§ What you have to do
Retype the complete listing exactly as it appears.

** Begin Supplied data **

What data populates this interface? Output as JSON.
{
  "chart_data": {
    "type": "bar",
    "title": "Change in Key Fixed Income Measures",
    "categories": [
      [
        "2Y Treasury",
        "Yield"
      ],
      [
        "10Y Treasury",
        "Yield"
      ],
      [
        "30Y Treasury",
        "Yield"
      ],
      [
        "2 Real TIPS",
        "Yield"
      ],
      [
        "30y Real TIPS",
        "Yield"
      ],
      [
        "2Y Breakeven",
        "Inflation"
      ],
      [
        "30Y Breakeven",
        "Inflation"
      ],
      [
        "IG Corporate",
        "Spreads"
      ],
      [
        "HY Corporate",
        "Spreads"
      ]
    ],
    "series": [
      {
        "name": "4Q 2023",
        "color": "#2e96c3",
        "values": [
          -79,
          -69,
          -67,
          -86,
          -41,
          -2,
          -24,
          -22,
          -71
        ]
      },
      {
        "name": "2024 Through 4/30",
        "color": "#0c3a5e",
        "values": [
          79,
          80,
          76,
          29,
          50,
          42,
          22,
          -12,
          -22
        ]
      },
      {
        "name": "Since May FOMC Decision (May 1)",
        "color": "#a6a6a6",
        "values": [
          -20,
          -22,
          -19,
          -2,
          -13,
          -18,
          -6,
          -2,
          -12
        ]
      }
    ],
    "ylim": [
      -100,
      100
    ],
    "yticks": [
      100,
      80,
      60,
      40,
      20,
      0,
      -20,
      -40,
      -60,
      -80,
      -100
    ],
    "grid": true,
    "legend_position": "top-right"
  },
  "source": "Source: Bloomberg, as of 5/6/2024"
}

** End Supplied data **

§ Task response
What data populates this interface? Output as JSON.
{
  "chart_data": {
    "type": "bar",
    "title": "Change in Key Fixed Income Measures",
    "categories": [
      [
        "2Y Treasury",
        "Yield"
      ],
      [
        "10Y Treasury",
        "Yield"
      ],
      [
        "30Y Treasury",
        "Yield"
      ],
      [
        "2 Real TIPS",
        "Yield"
      ],
      [
        "30y Real TIPS",
        "Yield"
      ],
      [
        "2Y Breakeven",
        "Inflation"
      ],
      [
        "30Y Breakeven",
        "Inflation"
      ],
      [
        "IG Corporate",
        "Spreads"
      ],
      [
        "HY Corporate",
        "Spreads"
      ]
    ],
    "series": [
      {
        "name": "4Q 2023",
        "color": "#2e96c3",
        "values": [
          -79,
          -69,
          -67,
          -86,
          -41,
          -2,
          -24,
          -22,
          -71
        ]
      },
      {
        "name": "2024 Through 4/30",
        "color": "#0c3a5e",
        "values": [
          79,
          80,
          76,
          29,
          50,
          42,
          22,
          -12,
          -22
        ]
      },
      {
        "name": "Since May FOMC Decision (May 1)",
        "color": "#a6a6a6",
        "values": [
          -20,
          -22,
          -19,
          -2,
          -13,
          -18,
          -6,
          -2,
          -12
        ]
      }
    ],
    "ylim": [
      -100,
      100
    ],
    "yticks": [
      100,
      80,
      60,
      40,
      20,
      0,
      -20,
      -40,
      -60,
      -80,
      -100
    ],
    "grid": true,
    "legend_position": "top-right"
  },
  "source": "Source: Bloomberg, as of 5/6/2024"
}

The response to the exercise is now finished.